▸ **Requirement**
The listing beneath should be written out in full, exactly as shown.

Data excerpts:
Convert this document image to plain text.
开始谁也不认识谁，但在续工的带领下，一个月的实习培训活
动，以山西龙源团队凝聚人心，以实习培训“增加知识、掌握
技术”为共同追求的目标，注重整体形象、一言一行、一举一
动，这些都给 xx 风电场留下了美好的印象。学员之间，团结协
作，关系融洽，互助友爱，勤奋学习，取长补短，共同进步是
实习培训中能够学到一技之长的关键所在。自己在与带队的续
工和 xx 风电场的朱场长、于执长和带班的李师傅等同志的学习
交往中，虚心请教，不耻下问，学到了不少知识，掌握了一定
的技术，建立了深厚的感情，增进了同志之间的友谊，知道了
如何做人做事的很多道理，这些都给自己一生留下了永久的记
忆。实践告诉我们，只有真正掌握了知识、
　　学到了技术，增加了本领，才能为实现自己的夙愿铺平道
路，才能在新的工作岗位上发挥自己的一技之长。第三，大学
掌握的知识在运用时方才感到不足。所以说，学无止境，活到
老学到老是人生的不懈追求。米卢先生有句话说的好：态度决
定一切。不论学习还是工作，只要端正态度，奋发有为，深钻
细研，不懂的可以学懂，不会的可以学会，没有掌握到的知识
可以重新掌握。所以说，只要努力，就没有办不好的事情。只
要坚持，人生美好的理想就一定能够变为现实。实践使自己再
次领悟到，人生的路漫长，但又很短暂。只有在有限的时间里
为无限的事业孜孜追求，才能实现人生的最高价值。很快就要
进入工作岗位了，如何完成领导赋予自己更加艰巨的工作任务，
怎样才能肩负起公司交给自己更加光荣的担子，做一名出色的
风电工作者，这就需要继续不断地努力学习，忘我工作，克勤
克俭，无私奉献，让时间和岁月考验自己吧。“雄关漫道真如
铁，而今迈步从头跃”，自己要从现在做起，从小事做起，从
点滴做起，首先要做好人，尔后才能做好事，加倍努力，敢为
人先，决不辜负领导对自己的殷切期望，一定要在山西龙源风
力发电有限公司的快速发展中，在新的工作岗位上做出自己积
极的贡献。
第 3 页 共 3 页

▸ **Finished exercise**
Convert this document image to plain text.
开始谁也不认识谁，但在续工的带领下，一个月的实习培训活
动，以山西龙源团队凝聚人心，以实习培训“增加知识、掌握
技术”为共同追求的目标，注重整体形象、一言一行、一举一
动，这些都给 xx 风电场留下了美好的印象。学员之间，团结协
作，关系融洽，互助友爱，勤奋学习，取长补短，共同进步是
实习培训中能够学到一技之长的关键所在。自己在与带队的续
工和 xx 风电场的朱场长、于执长和带班的李师傅等同志的学习
交往中，虚心请教，不耻下问，学到了不少知识，掌握了一定
的技术，建立了深厚的感情，增进了同志之间的友谊，知道了
如何做人做事的很多道理，这些都给自己一生留下了永久的记
忆。实践告诉我们，只有真正掌握了知识、
　　学到了技术，增加了本领，才能为实现自己的夙愿铺平道
路，才能在新的工作岗位上发挥自己的一技之长。第三，大学
掌握的知识在运用时方才感到不足。所以说，学无止境，活到
老学到老是人生的不懈追求。米卢先生有句话说的好：态度决
定一切。不论学习还是工作，只要端正态度，奋发有为，深钻
细研，不懂的可以学懂，不会的可以学会，没有掌握到的知识
可以重新掌握。所以说，只要努力，就没有办不好的事情。只
要坚持，人生美好的理想就一定能够变为现实。实践使自己再
次领悟到，人生的路漫长，但又很短暂。只有在有限的时间里
为无限的事业孜孜追求，才能实现人生的最高价值。很快就要
进入工作岗位了，如何完成领导赋予自己更加艰巨的工作任务，
怎样才能肩负起公司交给自己更加光荣的担子，做一名出色的
风电工作者，这就需要继续不断地努力学习，忘我工作，克勤
克俭，无私奉献，让时间和岁月考验自己吧。“雄关漫道真如
铁，而今迈步从头跃”，自己要从现在做起，从小事做起，从
点滴做起，首先要做好人，尔后才能做好事，加倍努力，敢为
人先，决不辜负领导对自己的殷切期望，一定要在山西龙源风
力发电有限公司的快速发展中，在新的工作岗位上做出自己积
极的贡献。
第 3 页 共 3 页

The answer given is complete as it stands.